## Excerpted text
········

Big data is an industry term that is practically self-explanatory. The term refers to large data sets, typically involving terabytes or even petabytes of information, that are used as input for analysis to reveal patterns and trends in the data. The key differentiator between big data and traditional workloads is that big data tends to be too large, complex, or variable for traditional databases and applications to handle. A popular way to classify data is referred to as the “Three Vs.”

Big data solutions are tailored to fit high-volumes, handle a wide variety of data structures, and manage velocity through batching (processing large volumes of data at rest) and streaming (processing data in motion).

Most big data solutions provide the means to store data in a data warehouse that's typically a distributed cluster optimized for rapid retrieval and parallel processing. Dealing with big data often involves multiple steps, as demonstrated in Figure 1.

Figure 1: The big data process
Figure 1: The big data process

.NET 5 developers who need to create analytics and insights based on large data sets can take advantage of a popular big data solution named Apache Spark? by using .NET for Spark.

What's .NET for Spark?

.NET for Spark is based on Apache Spark, an open-source analytics engine for processing big data. It's designed to process large amounts of data in memory to provide better performance than other solutions that rely on persistent storage. It's a distributed system and processes workloads in parallel. It provides support for loading data, querying data (as part of a process and interactively), processing data, and outputting data.

Apache Spark supports Java, Scala, Python, R, and SQL out of the box. Microsoft created .NET for Spark to add support for .NET. The solution provides free, open-course, cross-platform tools for building big data applications using .NET-supported languages like C# and F# so that you can use existing .NET libraries while taking advantage of Spark features such as SparkSQL. Figure 2 illustrates the high-level solution stack.

Figure 2: Architecture for .NET for Spark
Figure 2: Architecture for .NET for Spark

Listing 1 displays a small but complete .NET for Spark application that reads a text file and outputs the word count in descending order.

········

## Dataset section
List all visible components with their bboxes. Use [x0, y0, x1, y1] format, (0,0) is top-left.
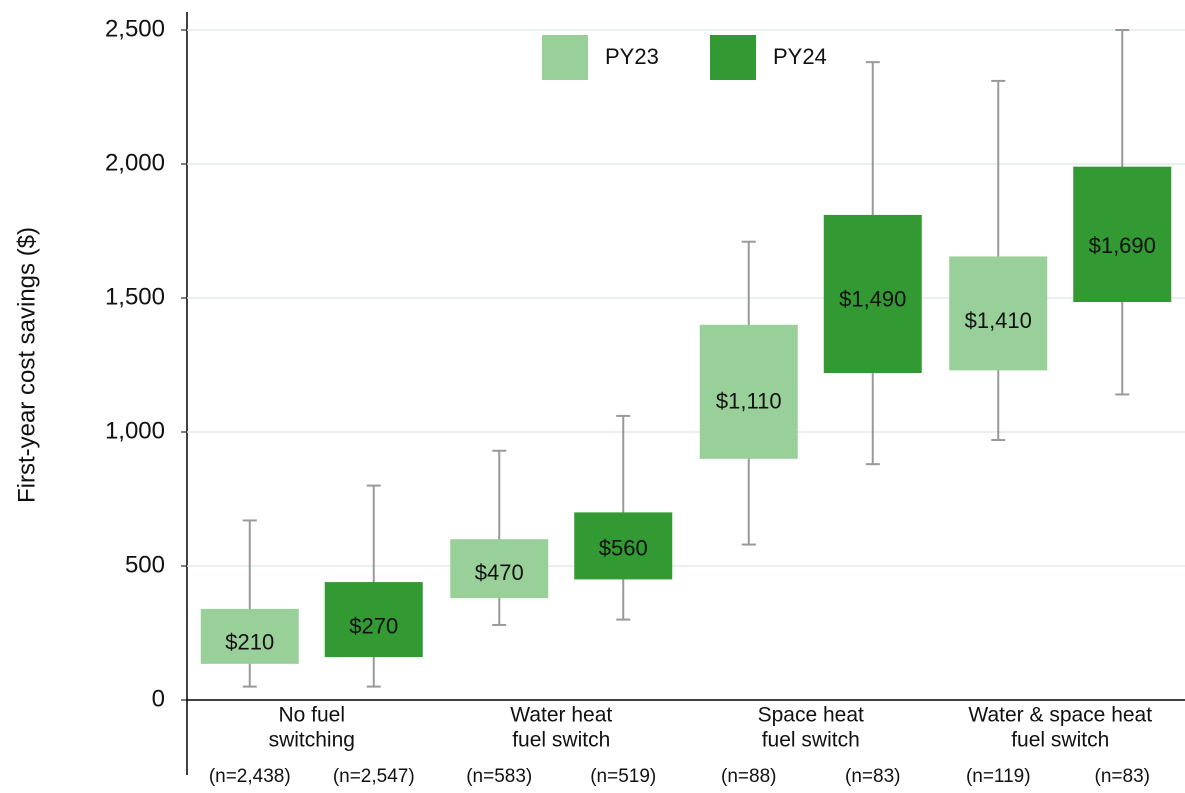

········

## Written problem
Can you copy the part of the big data text from "Big data solutions are" up to and including "What's .NET for Spark?", word for word?

## Full output
Big data solutions are tailored to fit high-volumes, handle a wide variety of data structures, and manage velocity through batching (processing large volumes of data at rest) and streaming (processing data in motion).

Most big data solutions provide the means to store data in a data warehouse that's typically a distributed cluster optimized for rapid retrieval and parallel processing. Dealing with big data often involves multiple steps, as demonstrated in Figure 1.

Figure 1: The big data process
Figure 1: The big data process

.NET 5 developers who need to create analytics and insights based on large data sets can take advantage of a popular big data solution named Apache Spark? by using .NET for Spark.

What's .NET for Spark?